─── RECORD EXTRACTS

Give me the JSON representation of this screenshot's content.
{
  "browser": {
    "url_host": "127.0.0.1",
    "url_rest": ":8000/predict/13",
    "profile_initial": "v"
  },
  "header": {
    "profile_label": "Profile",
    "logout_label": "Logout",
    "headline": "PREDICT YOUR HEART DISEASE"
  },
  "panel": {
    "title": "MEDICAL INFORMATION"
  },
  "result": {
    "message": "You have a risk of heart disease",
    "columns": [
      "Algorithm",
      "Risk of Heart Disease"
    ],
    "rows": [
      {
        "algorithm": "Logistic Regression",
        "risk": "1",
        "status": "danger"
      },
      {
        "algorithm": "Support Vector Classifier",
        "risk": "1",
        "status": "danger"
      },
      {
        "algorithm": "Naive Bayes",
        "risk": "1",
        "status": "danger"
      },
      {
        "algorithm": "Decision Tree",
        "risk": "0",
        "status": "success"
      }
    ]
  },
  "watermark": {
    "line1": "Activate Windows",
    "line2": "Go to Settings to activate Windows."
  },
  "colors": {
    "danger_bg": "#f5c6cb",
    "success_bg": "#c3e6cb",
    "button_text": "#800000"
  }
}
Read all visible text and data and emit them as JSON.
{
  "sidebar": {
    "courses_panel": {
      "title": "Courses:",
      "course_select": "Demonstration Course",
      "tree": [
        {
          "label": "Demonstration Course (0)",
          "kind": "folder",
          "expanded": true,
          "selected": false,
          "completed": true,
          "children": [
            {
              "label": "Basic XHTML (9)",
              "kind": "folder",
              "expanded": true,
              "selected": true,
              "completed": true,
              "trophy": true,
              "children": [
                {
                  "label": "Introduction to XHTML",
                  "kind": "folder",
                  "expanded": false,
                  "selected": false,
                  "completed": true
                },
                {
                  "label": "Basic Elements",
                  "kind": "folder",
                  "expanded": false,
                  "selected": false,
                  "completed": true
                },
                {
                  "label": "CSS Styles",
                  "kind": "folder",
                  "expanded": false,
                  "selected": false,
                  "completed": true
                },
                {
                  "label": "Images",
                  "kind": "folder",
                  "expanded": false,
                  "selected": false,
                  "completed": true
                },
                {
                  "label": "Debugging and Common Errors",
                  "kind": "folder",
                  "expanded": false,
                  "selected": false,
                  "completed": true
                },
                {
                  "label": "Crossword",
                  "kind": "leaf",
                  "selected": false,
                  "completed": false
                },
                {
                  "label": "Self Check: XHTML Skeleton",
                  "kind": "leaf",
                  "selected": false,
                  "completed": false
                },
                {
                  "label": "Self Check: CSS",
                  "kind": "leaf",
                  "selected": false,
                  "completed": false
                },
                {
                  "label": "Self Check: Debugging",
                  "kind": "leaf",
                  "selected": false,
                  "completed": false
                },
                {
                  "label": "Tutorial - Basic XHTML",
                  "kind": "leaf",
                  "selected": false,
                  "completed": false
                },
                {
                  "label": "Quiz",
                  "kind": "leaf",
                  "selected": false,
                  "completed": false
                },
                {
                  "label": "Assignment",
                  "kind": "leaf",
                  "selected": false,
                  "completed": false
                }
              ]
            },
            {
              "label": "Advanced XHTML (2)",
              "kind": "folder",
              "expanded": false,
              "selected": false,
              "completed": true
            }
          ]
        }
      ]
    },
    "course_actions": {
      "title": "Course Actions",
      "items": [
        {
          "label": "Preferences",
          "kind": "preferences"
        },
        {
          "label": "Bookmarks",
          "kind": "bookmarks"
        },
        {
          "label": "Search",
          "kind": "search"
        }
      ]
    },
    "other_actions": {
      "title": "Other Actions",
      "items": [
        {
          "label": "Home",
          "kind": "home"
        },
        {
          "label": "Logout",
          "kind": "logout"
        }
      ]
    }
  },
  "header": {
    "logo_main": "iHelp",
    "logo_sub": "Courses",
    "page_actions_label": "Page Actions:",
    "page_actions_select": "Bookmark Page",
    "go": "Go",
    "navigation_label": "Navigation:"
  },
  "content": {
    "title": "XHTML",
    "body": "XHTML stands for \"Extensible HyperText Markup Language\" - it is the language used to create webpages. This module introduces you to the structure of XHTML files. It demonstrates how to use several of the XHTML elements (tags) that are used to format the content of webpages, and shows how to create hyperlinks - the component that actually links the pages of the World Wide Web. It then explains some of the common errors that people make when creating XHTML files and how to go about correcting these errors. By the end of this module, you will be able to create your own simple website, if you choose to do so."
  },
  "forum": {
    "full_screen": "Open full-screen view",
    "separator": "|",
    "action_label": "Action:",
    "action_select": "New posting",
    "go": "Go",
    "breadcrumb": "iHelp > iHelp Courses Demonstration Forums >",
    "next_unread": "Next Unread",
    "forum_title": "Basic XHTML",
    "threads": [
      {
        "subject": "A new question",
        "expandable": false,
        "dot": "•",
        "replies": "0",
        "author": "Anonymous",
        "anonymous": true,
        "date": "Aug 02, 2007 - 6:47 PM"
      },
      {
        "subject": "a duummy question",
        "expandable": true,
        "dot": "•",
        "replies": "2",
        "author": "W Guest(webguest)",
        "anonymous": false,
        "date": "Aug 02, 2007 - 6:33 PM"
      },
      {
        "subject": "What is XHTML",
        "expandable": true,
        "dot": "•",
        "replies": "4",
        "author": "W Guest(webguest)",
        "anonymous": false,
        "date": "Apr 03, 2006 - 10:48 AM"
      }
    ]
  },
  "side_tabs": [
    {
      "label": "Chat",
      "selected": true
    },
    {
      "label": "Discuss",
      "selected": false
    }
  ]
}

──────

**WHAT IS NEEDED:** Each line in the material either holds the string "Demonstration" or does not. State how many do, and nothing else.

**SOLVED EXERCISE:** 3